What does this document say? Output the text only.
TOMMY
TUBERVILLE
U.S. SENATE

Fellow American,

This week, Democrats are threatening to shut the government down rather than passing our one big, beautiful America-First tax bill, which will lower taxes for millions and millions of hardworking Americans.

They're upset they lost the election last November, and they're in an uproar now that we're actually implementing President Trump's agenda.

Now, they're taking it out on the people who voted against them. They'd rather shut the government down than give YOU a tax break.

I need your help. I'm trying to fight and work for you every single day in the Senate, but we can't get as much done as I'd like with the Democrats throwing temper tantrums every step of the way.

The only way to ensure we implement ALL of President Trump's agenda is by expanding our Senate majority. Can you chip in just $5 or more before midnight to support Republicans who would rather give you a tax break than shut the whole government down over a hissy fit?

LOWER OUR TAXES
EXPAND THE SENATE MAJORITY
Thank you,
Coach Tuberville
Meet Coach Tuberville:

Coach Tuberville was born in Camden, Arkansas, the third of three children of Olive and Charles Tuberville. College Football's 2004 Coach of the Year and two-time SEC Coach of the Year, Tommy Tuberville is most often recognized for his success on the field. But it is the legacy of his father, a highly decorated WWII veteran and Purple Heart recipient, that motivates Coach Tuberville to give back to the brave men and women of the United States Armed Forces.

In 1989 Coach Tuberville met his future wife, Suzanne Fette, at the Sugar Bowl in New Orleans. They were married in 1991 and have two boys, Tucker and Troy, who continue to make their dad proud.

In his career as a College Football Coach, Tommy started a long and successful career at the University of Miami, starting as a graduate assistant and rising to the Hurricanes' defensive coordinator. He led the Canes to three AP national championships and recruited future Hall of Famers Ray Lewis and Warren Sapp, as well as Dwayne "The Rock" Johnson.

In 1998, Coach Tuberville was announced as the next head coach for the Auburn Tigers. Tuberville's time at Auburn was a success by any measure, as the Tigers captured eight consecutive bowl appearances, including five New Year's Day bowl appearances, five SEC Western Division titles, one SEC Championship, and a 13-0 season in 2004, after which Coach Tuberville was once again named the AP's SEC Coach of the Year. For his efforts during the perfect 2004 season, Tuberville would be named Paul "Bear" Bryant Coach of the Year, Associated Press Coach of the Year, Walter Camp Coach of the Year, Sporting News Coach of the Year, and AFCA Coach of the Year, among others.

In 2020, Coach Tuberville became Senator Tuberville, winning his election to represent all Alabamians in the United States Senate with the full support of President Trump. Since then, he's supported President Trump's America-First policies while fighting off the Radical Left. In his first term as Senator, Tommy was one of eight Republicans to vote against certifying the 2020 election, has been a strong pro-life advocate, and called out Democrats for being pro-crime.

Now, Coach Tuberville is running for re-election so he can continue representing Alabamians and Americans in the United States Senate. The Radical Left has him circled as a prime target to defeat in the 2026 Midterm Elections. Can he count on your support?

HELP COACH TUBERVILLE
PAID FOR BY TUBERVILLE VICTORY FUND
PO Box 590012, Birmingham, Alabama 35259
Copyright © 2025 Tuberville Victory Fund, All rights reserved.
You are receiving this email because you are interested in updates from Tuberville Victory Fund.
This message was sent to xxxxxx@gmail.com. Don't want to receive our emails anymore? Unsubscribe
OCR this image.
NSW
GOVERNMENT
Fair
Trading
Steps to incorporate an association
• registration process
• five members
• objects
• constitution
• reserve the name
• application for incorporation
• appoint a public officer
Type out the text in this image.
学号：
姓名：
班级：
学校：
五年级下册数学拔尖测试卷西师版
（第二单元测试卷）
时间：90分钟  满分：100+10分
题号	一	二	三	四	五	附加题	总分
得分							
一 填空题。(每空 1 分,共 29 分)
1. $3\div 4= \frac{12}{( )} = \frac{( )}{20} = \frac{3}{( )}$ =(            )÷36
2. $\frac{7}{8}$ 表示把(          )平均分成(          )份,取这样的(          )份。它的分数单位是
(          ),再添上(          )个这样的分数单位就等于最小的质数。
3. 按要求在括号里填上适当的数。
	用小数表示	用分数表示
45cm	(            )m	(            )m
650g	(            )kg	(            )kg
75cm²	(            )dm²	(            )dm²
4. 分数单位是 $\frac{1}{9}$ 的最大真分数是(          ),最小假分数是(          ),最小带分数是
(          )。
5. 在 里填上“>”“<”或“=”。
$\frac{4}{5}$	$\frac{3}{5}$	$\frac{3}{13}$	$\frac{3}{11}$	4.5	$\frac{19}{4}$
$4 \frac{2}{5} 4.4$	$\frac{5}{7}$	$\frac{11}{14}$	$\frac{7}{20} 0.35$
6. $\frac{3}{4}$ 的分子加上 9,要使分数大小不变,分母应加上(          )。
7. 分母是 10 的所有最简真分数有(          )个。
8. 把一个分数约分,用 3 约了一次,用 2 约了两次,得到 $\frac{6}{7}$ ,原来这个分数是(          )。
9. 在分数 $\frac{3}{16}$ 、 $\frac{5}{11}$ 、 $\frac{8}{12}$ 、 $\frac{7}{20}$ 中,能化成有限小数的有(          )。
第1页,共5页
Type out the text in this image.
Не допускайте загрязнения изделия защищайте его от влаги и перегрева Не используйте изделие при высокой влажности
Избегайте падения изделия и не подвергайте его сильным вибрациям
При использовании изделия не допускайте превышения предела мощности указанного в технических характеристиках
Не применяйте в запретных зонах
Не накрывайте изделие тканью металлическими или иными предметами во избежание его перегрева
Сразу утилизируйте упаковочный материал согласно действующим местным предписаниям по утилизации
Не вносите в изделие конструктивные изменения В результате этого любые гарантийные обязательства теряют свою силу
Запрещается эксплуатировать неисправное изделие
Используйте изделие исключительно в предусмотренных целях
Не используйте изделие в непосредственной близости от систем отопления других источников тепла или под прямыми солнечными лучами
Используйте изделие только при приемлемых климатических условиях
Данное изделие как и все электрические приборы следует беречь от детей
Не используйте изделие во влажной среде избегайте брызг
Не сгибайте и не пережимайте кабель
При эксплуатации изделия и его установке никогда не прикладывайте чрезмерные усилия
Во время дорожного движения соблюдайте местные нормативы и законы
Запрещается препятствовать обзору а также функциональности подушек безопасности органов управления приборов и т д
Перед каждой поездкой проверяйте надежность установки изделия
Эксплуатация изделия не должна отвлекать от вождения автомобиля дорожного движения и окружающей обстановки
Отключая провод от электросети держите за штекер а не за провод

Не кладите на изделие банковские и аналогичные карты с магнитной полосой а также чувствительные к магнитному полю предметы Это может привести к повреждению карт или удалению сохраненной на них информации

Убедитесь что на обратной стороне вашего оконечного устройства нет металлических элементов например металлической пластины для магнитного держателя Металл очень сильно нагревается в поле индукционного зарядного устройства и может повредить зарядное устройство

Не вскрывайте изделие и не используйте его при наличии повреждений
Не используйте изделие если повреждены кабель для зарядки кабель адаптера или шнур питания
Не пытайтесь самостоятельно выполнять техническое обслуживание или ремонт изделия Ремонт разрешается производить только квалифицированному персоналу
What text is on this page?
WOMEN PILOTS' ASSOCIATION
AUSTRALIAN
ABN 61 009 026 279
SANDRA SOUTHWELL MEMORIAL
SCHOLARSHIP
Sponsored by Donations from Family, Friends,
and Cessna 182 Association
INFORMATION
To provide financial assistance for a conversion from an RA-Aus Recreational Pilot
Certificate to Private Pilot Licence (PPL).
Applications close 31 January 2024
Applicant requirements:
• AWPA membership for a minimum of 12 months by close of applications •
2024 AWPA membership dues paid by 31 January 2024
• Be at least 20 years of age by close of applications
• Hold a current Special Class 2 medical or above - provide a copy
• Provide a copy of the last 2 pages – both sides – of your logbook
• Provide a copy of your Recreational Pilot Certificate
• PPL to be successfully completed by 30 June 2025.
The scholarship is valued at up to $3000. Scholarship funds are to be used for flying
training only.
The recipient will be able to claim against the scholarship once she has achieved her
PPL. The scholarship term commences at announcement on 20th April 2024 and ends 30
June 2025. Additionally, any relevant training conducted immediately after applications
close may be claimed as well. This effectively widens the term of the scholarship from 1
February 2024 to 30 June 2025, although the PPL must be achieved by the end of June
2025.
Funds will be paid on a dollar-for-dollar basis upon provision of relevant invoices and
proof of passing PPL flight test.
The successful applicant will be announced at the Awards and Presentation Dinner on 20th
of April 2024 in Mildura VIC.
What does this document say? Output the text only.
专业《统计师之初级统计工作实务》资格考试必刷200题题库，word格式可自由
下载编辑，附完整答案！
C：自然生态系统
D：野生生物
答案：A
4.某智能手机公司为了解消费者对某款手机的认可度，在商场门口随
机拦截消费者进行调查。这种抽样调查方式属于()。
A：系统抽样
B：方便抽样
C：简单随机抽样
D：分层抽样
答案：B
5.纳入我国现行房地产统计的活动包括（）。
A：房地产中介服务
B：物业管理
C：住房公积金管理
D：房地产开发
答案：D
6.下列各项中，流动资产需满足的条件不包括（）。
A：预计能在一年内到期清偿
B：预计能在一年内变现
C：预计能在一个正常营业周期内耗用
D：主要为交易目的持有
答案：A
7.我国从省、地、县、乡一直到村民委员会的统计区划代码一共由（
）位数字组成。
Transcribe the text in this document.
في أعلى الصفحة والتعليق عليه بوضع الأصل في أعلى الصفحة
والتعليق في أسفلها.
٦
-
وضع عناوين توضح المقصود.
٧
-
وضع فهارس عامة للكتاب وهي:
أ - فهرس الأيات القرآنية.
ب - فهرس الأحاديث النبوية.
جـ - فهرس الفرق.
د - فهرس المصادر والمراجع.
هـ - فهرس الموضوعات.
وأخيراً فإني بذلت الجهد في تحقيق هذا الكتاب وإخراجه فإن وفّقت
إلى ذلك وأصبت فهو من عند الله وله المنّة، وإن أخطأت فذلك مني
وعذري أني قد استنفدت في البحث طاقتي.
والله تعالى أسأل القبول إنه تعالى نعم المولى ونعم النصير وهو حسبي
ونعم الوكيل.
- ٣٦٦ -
——
Work to complete: Pick out the lines containing the string "continue".

Response to the exercise:
In 1989 Coach Tuberville met his future wife, Suzanne Fette, at the Sugar Bowl in New Orleans. They were married in 1991 and have two boys, Tucker and Troy, who continue to make their dad proud.
Now, Coach Tuberville is running for re-election so he can continue representing Alabamians and Americans in the United States Senate. The Radical Left has him circled as a prime target to defeat in the 2026 Midterm Elections. Can he count on your support?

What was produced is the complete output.